> Work to do:
Determine which lines contain the word "графита", then copy those lines.

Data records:
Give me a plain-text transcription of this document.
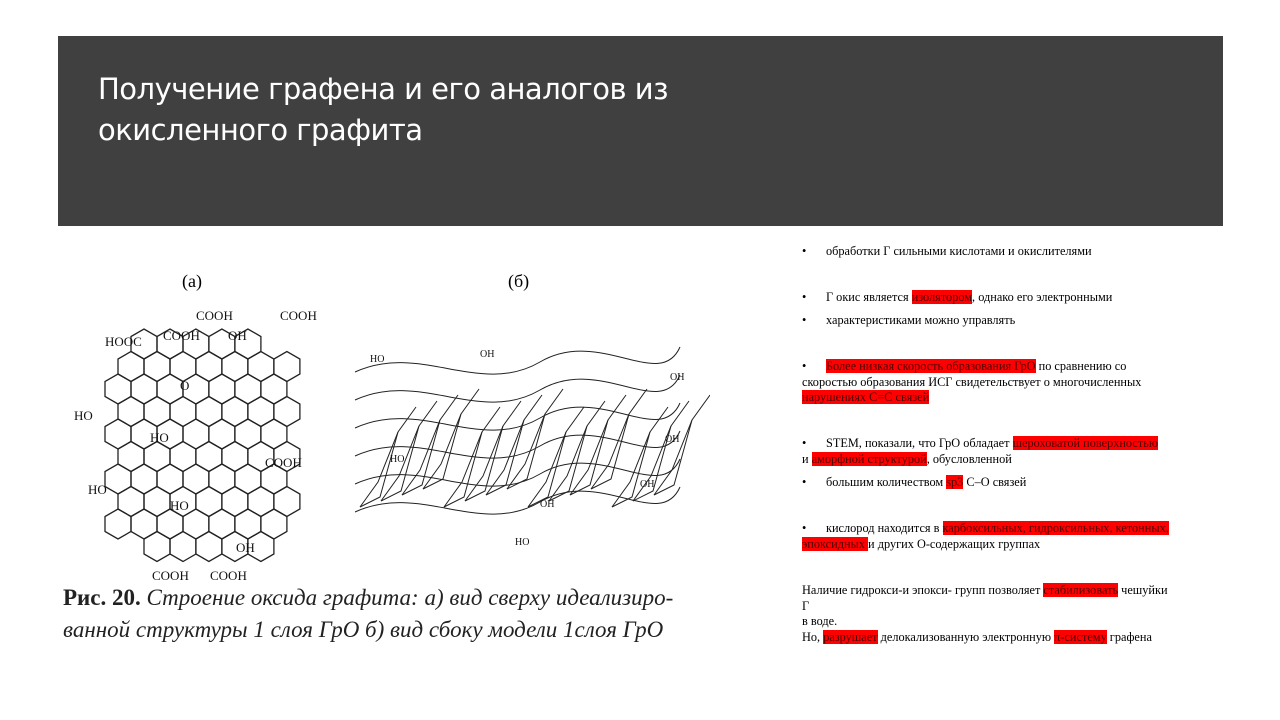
Получение графена и его аналогов из
окисленного графита
(a)	(б)
COOH
HOOC COOH OH
COOH
HO
HO
COOH
HO
OH
COOH COOH
O
HO
OH
HO
OH
OH
HO
OH
OH
HO
Рис. 20. Строение оксида графита: а) вид сверху идеализиро-
ванной структуры 1 слоя ГрО б) вид сбоку модели 1слоя ГрО
• обработки Г сильными кислотами и окислителями
• Г окис является изолятором, однако его электронными
• характеристиками можно управлять
• Более низкая скорость образования ГрО по сравнению со скоростью образования ИСГ свидетельствует о многочисленных нарушениях C=C связей
• STEM, показали, что ГрО обладает шероховатой поверхностью и аморфной структурой, обусловленной
• большим количеством sp3 C–O связей
• кислород находится в карбоксильных, гидроксильных, кетонных, эпоксидных и других O-содержащих группах
Наличие гидрокси-и эпокси- групп позволяет стабилизовать чешуйки Г
в воде.
Но, разрушает делокализованную электронную π-систему графена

> Solution to the problem:
окисленного графита
Рис. 20. Строение оксида графита: а) вид сверху идеализиро-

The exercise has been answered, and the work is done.